Exercise aim
Put the items, from the first line through the line containing "clip-small-a[interactable] — [704, 531, 742, 549]", into a JSON list of strings with one string per line, leaving out blank lines.

· · · · ·

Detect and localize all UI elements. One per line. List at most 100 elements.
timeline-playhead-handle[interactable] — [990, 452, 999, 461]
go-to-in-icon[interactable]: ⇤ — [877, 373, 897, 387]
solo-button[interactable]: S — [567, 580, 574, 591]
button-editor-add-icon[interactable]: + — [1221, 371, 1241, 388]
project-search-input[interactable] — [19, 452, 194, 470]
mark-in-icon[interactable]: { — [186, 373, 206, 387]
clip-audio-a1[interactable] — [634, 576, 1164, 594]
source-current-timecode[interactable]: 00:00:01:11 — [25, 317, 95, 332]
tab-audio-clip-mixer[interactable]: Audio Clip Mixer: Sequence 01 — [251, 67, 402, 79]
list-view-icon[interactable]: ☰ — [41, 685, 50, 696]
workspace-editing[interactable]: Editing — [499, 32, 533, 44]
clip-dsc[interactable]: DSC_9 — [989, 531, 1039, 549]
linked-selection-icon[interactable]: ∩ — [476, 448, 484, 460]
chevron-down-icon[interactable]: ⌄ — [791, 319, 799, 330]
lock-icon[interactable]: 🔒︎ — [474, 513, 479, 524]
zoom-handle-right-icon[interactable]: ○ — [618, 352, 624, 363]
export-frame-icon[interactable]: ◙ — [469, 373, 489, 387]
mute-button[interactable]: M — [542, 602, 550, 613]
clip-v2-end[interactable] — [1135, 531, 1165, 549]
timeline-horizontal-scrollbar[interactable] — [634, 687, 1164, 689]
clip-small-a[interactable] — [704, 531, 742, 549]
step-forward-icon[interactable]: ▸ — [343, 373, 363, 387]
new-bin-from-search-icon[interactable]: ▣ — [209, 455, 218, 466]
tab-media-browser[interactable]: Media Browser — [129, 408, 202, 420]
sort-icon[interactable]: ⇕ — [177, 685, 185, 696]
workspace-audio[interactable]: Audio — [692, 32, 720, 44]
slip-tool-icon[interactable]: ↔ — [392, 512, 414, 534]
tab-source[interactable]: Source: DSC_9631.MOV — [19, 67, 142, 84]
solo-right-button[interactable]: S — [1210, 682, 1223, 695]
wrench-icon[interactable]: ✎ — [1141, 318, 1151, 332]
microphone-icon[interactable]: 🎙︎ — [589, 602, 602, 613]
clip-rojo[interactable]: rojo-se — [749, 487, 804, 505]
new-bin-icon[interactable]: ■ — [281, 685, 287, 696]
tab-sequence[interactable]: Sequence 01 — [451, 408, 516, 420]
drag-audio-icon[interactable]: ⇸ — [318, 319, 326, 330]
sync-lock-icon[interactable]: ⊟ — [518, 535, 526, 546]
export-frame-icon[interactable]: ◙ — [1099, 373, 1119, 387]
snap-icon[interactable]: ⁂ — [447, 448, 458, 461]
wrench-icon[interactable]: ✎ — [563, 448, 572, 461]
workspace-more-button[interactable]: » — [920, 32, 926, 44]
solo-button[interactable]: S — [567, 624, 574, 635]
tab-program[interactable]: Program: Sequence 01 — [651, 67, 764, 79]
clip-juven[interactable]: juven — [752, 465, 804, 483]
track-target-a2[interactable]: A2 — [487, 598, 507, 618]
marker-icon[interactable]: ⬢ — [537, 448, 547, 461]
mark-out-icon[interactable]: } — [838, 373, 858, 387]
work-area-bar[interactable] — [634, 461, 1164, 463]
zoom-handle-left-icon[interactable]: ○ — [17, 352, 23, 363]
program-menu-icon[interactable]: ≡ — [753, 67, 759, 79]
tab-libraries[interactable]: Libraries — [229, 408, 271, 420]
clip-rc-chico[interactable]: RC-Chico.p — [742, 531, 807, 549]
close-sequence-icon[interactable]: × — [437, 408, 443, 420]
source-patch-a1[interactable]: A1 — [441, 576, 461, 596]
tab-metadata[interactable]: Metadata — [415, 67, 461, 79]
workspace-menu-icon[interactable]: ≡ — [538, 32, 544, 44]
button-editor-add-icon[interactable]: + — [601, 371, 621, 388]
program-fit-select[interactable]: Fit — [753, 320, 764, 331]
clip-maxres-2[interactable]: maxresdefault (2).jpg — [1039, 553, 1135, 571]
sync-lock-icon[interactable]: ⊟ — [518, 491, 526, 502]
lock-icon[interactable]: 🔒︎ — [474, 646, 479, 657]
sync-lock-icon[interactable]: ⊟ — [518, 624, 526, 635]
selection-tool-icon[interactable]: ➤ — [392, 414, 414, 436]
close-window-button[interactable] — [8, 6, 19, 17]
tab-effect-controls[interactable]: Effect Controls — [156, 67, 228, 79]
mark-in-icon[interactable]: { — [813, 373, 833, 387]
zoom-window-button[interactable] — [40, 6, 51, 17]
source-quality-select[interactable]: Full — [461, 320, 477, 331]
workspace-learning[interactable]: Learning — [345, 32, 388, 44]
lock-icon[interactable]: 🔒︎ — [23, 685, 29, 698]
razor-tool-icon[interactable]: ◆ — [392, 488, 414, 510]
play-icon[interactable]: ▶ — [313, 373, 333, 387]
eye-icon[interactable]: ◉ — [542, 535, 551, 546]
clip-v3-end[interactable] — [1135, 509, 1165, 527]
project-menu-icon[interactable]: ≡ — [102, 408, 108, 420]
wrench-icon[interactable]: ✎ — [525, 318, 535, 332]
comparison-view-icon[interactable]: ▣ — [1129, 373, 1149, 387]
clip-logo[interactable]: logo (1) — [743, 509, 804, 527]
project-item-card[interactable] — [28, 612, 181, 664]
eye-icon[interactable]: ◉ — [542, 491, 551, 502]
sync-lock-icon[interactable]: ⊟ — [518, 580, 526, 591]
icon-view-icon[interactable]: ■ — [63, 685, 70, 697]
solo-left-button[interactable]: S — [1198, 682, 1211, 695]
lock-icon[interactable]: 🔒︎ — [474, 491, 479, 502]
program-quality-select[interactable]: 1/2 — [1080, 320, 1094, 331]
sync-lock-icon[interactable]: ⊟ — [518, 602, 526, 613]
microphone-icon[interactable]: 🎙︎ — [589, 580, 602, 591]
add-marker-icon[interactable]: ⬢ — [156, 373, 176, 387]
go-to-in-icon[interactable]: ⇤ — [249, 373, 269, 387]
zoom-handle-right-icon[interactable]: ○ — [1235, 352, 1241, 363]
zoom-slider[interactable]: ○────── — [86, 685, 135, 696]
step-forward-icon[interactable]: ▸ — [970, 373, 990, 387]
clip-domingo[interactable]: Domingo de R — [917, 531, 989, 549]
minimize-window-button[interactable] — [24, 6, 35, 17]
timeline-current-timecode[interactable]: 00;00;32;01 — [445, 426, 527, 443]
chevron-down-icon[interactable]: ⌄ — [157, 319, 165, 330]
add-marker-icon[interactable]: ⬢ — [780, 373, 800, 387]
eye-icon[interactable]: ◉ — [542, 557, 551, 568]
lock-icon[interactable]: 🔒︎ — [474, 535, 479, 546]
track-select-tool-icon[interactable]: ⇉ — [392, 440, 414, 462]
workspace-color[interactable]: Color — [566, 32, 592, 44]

· · · · ·

The answer
[
  "Detect and localize all UI elements. One per line. List at most 100 elements.",
  "timeline-playhead-handle[interactable] — [990, 452, 999, 461]",
  "go-to-in-icon[interactable]: ⇤ — [877, 373, 897, 387]",
  "solo-button[interactable]: S — [567, 580, 574, 591]",
  "button-editor-add-icon[interactable]: + — [1221, 371, 1241, 388]",
  "project-search-input[interactable] — [19, 452, 194, 470]",
  "mark-in-icon[interactable]: { — [186, 373, 206, 387]",
  "clip-audio-a1[interactable] — [634, 576, 1164, 594]",
  "source-current-timecode[interactable]: 00:00:01:11 — [25, 317, 95, 332]",
  "tab-audio-clip-mixer[interactable]: Audio Clip Mixer: Sequence 01 — [251, 67, 402, 79]",
  "list-view-icon[interactable]: ☰ — [41, 685, 50, 696]",
  "workspace-editing[interactable]: Editing — [499, 32, 533, 44]",
  "clip-dsc[interactable]: DSC_9 — [989, 531, 1039, 549]",
  "linked-selection-icon[interactable]: ∩ — [476, 448, 484, 460]",
  "chevron-down-icon[interactable]: ⌄ — [791, 319, 799, 330]",
  "lock-icon[interactable]: 🔒︎ — [474, 513, 479, 524]",
  "zoom-handle-right-icon[interactable]: ○ — [618, 352, 624, 363]",
  "export-frame-icon[interactable]: ◙ — [469, 373, 489, 387]",
  "mute-button[interactable]: M — [542, 602, 550, 613]",
  "clip-v2-end[interactable] — [1135, 531, 1165, 549]",
  "timeline-horizontal-scrollbar[interactable] — [634, 687, 1164, 689]",
  "clip-small-a[interactable] — [704, 531, 742, 549]"
]